Problem – No pictures should appear in the copy; otherwise retype the entries exactly.

Data provided –
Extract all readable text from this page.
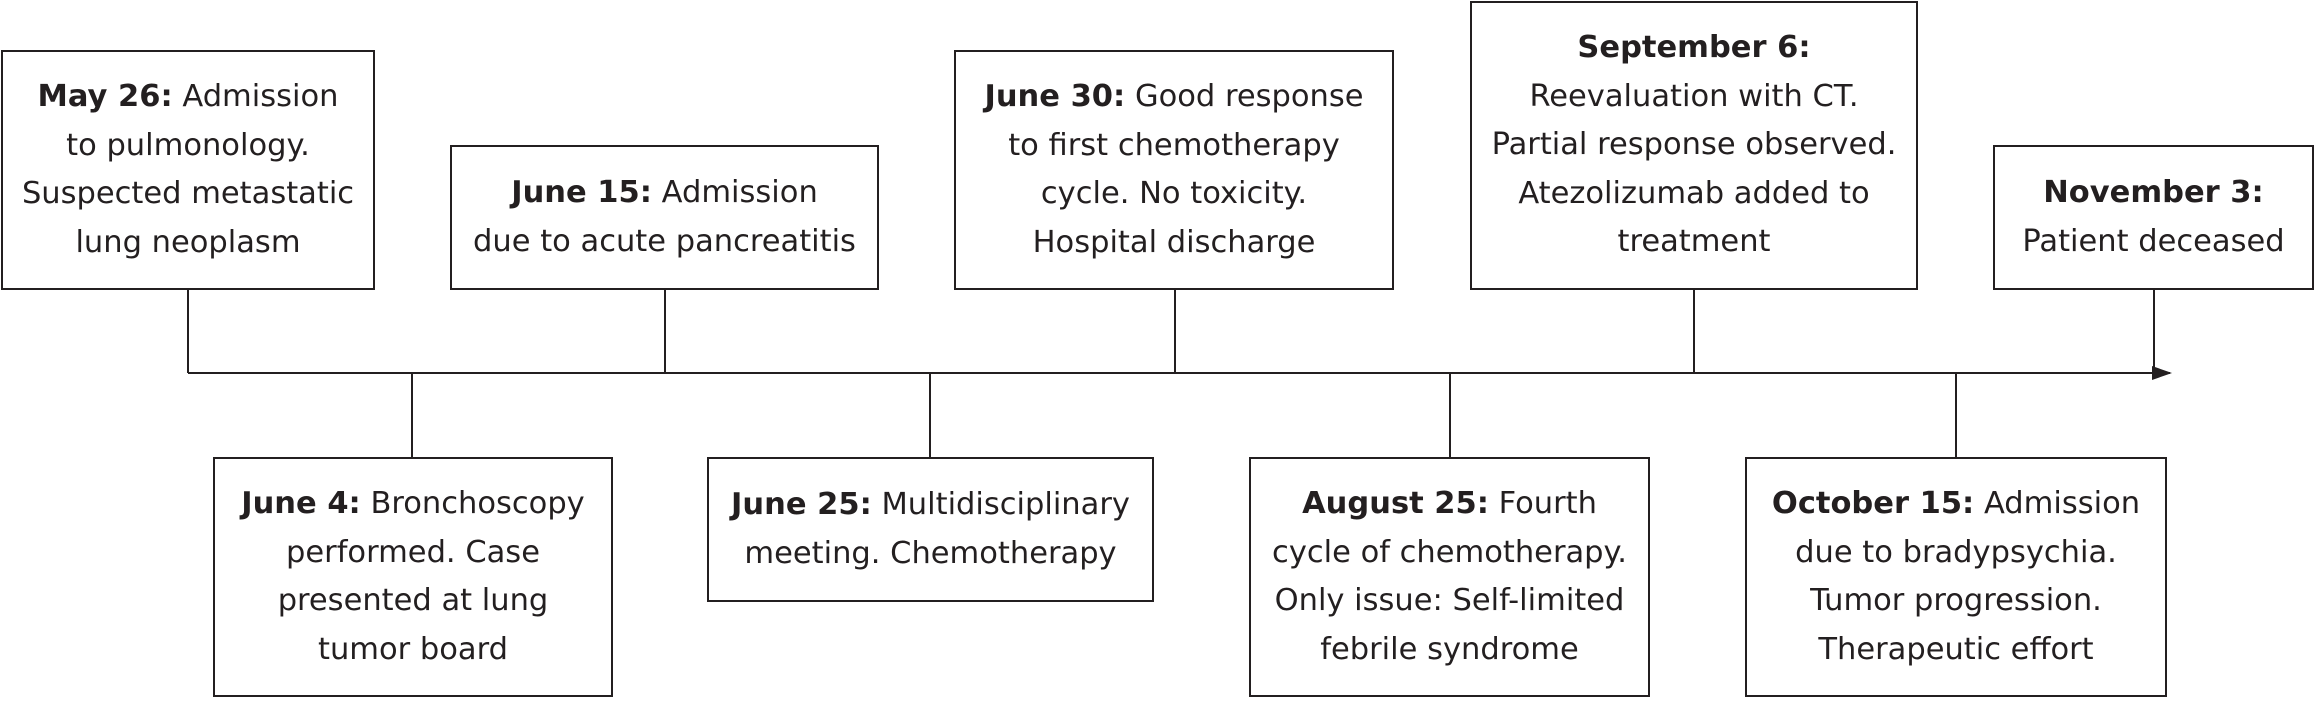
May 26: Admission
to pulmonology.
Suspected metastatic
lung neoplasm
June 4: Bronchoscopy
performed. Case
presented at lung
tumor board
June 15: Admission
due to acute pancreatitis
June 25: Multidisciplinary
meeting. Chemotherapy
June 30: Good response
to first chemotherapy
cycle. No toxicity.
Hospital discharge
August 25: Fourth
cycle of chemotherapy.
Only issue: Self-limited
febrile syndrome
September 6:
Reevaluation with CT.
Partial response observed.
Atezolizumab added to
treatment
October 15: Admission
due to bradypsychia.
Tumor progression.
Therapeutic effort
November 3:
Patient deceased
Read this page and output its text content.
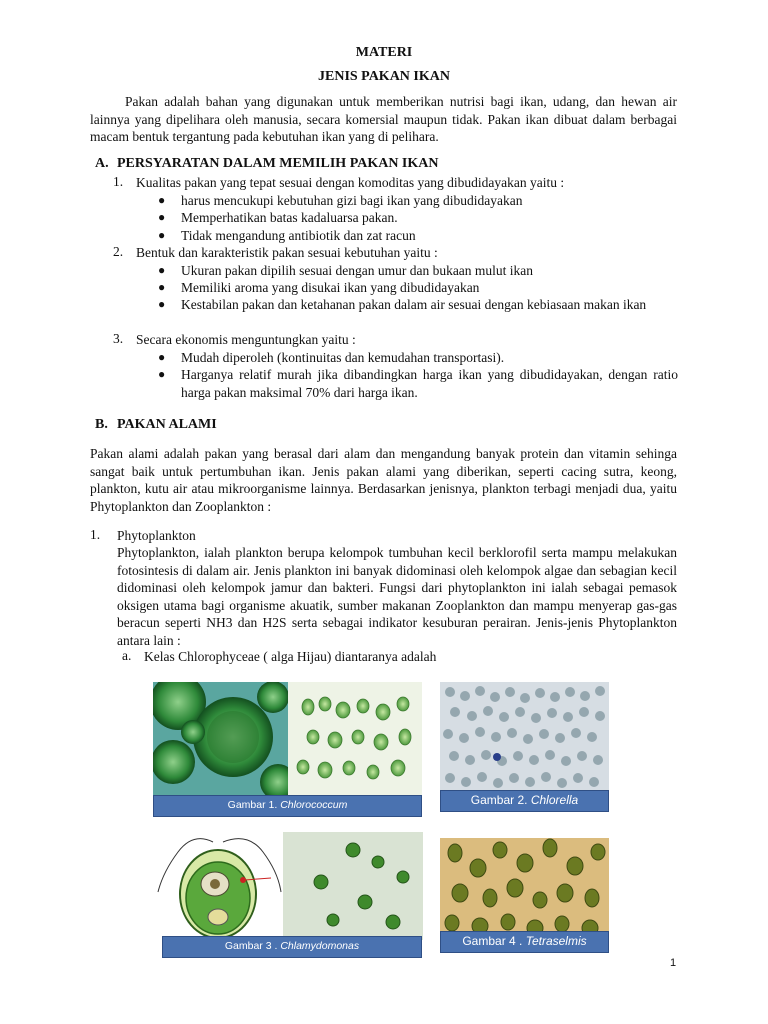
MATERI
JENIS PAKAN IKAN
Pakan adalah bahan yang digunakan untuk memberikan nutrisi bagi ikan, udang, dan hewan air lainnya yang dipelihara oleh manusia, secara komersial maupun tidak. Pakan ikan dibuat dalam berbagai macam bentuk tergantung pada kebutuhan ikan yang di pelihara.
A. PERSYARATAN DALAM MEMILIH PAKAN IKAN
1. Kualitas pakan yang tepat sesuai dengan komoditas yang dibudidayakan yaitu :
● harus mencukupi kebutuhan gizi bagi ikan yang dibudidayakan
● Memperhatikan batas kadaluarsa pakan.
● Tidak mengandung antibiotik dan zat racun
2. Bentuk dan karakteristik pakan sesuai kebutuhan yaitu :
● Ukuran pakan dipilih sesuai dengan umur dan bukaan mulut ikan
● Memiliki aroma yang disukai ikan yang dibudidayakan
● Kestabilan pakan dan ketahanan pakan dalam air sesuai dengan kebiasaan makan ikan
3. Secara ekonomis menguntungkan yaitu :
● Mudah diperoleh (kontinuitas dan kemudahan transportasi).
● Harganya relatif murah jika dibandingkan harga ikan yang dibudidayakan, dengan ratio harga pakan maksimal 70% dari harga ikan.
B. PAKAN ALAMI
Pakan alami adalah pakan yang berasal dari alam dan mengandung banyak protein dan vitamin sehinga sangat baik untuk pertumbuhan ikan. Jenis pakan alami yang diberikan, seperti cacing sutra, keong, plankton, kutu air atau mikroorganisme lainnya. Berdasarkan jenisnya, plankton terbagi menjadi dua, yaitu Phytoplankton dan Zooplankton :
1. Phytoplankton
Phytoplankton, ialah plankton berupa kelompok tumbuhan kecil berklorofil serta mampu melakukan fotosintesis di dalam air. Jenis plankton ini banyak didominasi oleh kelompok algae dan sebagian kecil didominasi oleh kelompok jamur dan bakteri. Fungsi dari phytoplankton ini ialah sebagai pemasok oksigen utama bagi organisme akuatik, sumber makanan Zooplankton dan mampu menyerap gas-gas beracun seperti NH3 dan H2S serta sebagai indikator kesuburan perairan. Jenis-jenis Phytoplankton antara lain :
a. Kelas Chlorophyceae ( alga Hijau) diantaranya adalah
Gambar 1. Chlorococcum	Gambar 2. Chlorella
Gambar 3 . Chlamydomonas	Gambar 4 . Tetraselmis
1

Answer to the exercise –
Extract all readable text from this page.
May 26: Admission
to pulmonology.
Suspected metastatic
lung neoplasm
June 4: Bronchoscopy
performed. Case
presented at lung
tumor board
June 15: Admission
due to acute pancreatitis
June 25: Multidisciplinary
meeting. Chemotherapy
June 30: Good response
to first chemotherapy
cycle. No toxicity.
Hospital discharge
August 25: Fourth
cycle of chemotherapy.
Only issue: Self-limited
febrile syndrome
September 6:
Reevaluation with CT.
Partial response observed.
Atezolizumab added to
treatment
October 15: Admission
due to bradypsychia.
Tumor progression.
Therapeutic effort
November 3:
Patient deceased
Read this page and output its text content.
MATERI
JENIS PAKAN IKAN
Pakan adalah bahan yang digunakan untuk memberikan nutrisi bagi ikan, udang, dan hewan air lainnya yang dipelihara oleh manusia, secara komersial maupun tidak. Pakan ikan dibuat dalam berbagai macam bentuk tergantung pada kebutuhan ikan yang di pelihara.
A. PERSYARATAN DALAM MEMILIH PAKAN IKAN
1. Kualitas pakan yang tepat sesuai dengan komoditas yang dibudidayakan yaitu :
● harus mencukupi kebutuhan gizi bagi ikan yang dibudidayakan
● Memperhatikan batas kadaluarsa pakan.
● Tidak mengandung antibiotik dan zat racun
2. Bentuk dan karakteristik pakan sesuai kebutuhan yaitu :
● Ukuran pakan dipilih sesuai dengan umur dan bukaan mulut ikan
● Memiliki aroma yang disukai ikan yang dibudidayakan
● Kestabilan pakan dan ketahanan pakan dalam air sesuai dengan kebiasaan makan ikan
3. Secara ekonomis menguntungkan yaitu :
● Mudah diperoleh (kontinuitas dan kemudahan transportasi).
● Harganya relatif murah jika dibandingkan harga ikan yang dibudidayakan, dengan ratio harga pakan maksimal 70% dari harga ikan.
B. PAKAN ALAMI
Pakan alami adalah pakan yang berasal dari alam dan mengandung banyak protein dan vitamin sehinga sangat baik untuk pertumbuhan ikan. Jenis pakan alami yang diberikan, seperti cacing sutra, keong, plankton, kutu air atau mikroorganisme lainnya. Berdasarkan jenisnya, plankton terbagi menjadi dua, yaitu Phytoplankton dan Zooplankton :
1. Phytoplankton
Phytoplankton, ialah plankton berupa kelompok tumbuhan kecil berklorofil serta mampu melakukan fotosintesis di dalam air. Jenis plankton ini banyak didominasi oleh kelompok algae dan sebagian kecil didominasi oleh kelompok jamur dan bakteri. Fungsi dari phytoplankton ini ialah sebagai pemasok oksigen utama bagi organisme akuatik, sumber makanan Zooplankton dan mampu menyerap gas-gas beracun seperti NH3 dan H2S serta sebagai indikator kesuburan perairan. Jenis-jenis Phytoplankton antara lain :
a. Kelas Chlorophyceae ( alga Hijau) diantaranya adalah
Gambar 1. Chlorococcum	Gambar 2. Chlorella
Gambar 3 . Chlamydomonas	Gambar 4 . Tetraselmis
1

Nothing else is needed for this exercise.